WHAT IS EXPECTED -> Go through the listing and copy each line with the string "bottom".
-- INPUT ROWS start --
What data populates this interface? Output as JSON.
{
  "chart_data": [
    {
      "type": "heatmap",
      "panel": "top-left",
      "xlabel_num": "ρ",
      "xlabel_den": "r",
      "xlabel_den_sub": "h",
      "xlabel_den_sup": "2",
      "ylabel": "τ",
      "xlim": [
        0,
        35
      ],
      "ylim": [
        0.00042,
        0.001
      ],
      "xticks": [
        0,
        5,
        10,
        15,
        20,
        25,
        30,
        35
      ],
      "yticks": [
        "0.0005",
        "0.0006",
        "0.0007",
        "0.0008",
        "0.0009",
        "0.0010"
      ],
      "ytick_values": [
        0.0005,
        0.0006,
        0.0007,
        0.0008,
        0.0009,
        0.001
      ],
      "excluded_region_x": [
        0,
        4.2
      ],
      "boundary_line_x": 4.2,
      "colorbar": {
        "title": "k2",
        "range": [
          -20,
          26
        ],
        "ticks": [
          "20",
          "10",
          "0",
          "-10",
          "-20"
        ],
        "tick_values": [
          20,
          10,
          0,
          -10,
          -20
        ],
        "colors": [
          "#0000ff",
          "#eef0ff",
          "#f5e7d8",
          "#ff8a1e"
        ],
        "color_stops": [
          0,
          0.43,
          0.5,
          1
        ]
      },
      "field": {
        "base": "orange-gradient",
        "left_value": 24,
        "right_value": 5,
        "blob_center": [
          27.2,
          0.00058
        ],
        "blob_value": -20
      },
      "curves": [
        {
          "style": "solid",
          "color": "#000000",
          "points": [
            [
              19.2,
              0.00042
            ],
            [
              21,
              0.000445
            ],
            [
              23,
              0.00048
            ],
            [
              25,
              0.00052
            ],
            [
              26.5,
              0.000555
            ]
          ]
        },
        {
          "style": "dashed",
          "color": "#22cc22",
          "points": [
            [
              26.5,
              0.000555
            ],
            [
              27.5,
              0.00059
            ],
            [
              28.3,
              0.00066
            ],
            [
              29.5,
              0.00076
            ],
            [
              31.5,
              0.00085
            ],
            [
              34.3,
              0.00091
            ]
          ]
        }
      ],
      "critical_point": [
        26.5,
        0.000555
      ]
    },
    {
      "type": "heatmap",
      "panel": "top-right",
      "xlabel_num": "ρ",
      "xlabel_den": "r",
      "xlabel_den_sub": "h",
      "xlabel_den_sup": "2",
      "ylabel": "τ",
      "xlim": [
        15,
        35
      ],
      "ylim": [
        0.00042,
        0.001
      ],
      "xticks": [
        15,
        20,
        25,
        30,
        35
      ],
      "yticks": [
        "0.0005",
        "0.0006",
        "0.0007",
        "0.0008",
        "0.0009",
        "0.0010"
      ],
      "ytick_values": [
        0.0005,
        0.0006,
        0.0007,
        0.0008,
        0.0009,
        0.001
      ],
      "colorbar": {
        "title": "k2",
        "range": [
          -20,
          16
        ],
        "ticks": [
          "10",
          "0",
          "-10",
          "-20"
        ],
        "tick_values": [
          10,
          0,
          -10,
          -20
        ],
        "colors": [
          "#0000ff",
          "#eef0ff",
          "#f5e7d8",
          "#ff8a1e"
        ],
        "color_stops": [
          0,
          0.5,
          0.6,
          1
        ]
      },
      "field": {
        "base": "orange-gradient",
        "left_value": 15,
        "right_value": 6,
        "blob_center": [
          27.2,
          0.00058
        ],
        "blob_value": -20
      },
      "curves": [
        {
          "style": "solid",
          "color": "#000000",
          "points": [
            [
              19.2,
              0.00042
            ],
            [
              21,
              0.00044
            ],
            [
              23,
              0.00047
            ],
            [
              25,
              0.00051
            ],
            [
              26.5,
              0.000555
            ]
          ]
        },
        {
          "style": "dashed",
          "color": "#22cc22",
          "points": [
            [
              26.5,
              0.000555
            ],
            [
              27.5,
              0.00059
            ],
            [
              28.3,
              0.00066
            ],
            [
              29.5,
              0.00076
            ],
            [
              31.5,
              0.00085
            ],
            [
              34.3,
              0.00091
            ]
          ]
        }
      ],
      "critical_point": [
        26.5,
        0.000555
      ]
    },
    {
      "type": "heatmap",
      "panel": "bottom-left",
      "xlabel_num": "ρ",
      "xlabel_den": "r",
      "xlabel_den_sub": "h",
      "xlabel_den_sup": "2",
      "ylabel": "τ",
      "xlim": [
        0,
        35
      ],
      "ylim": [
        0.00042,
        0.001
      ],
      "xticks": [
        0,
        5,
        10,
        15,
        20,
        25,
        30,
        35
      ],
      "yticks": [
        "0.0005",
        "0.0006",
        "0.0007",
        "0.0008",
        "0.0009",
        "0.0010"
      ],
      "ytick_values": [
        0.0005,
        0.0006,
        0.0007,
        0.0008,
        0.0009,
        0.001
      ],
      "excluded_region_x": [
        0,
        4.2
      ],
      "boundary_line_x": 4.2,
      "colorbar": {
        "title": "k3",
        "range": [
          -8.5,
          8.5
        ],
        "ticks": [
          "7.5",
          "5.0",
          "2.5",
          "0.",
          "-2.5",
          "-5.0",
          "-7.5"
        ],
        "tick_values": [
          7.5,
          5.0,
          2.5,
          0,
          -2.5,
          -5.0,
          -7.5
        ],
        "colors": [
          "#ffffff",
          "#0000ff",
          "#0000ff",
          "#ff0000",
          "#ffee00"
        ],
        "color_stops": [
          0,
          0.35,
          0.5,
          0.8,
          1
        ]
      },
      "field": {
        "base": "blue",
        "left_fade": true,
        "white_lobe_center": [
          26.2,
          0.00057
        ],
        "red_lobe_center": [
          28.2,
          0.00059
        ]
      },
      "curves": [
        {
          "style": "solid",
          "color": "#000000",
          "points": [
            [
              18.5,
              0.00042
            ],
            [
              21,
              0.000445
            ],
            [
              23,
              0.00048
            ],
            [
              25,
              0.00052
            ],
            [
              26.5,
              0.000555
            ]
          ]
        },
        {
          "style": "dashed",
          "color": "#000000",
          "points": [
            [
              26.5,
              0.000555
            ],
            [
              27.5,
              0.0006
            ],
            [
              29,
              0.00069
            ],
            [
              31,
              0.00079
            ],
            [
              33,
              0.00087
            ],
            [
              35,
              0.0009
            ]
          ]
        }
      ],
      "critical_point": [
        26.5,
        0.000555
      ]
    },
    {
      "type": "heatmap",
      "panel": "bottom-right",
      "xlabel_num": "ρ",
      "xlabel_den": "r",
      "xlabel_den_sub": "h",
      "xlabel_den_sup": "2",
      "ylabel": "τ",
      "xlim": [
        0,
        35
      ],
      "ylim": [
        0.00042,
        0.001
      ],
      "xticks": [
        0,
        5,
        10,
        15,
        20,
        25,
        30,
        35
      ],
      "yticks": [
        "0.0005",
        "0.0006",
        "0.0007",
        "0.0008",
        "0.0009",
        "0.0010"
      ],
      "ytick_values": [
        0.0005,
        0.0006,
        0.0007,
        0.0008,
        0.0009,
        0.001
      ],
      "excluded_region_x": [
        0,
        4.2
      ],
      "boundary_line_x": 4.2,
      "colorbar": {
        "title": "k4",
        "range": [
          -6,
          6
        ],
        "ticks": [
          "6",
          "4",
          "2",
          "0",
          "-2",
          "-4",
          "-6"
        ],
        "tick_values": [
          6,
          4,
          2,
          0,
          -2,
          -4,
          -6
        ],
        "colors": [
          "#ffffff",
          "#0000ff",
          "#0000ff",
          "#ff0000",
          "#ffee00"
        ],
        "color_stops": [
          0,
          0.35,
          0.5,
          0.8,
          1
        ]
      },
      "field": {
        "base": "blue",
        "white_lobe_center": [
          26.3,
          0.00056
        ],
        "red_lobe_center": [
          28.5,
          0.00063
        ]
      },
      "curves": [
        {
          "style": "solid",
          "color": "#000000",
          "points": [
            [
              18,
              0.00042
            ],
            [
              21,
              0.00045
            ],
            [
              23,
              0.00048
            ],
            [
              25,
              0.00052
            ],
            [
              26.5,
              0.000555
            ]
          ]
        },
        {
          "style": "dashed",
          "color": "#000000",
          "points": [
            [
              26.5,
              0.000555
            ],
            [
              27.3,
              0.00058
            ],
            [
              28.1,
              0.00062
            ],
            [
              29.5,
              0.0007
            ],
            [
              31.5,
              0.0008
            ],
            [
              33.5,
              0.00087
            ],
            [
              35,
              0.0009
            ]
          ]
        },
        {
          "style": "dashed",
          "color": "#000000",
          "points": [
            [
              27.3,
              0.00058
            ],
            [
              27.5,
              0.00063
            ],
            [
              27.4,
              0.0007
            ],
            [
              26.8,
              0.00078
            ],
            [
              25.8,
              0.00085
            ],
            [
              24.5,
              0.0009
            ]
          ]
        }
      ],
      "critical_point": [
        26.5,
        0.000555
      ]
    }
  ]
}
-- INPUT ROWS end --
FULL OUTPUT ->
      "panel": "bottom-left",
      "panel": "bottom-right",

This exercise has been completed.